# REQUIREMENT
Search the records for the word "exposure" and report each line that has it.
=== DATA TO USE ===
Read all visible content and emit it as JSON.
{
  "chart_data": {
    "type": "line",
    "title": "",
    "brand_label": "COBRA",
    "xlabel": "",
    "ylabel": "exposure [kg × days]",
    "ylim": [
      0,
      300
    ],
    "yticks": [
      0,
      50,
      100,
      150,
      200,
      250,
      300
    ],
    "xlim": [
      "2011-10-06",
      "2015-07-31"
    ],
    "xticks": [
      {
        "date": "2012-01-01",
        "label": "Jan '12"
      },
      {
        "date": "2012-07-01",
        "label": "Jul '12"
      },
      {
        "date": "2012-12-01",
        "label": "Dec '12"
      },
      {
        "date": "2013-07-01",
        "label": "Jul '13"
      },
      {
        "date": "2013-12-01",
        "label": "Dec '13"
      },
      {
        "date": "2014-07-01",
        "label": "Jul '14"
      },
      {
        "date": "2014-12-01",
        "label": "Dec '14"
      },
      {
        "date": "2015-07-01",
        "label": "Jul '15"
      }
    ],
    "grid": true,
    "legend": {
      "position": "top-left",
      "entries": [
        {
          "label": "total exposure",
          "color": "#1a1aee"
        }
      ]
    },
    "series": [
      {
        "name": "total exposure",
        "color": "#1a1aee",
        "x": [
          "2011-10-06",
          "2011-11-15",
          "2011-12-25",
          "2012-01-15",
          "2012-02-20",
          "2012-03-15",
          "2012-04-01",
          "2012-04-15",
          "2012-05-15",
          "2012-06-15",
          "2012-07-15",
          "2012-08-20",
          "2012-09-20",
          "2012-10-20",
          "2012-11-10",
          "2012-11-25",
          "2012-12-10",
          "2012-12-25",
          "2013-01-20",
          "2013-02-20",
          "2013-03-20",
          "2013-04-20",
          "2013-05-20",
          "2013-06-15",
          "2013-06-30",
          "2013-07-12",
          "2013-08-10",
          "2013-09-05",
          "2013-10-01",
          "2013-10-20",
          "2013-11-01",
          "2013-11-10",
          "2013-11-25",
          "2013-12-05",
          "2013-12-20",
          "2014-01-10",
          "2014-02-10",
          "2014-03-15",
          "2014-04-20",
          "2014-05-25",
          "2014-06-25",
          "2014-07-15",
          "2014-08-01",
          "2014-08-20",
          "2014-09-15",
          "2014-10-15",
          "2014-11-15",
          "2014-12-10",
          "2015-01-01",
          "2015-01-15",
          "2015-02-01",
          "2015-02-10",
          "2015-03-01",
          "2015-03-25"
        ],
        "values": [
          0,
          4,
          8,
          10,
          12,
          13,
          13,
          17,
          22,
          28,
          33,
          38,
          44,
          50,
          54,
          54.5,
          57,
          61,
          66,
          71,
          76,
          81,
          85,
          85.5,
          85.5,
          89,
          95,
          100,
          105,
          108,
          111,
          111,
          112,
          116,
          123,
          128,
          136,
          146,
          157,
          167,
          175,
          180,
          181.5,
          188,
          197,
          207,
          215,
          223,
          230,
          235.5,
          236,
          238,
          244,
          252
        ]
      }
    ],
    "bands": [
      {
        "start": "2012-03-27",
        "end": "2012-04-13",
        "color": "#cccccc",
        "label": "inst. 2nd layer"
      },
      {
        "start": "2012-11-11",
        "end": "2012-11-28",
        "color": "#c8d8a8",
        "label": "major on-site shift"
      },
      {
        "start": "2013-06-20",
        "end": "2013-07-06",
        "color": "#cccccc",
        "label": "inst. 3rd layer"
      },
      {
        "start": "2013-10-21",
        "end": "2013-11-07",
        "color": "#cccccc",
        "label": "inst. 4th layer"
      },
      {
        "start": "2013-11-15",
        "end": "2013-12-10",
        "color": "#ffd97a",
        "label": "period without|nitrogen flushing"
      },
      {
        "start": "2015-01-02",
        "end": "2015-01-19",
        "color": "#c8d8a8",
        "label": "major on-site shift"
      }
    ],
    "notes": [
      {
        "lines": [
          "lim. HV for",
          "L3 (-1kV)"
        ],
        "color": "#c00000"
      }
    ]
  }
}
===
# REPLY
    "ylabel": "exposure [kg × days]",
          "label": "total exposure",
        "name": "total exposure",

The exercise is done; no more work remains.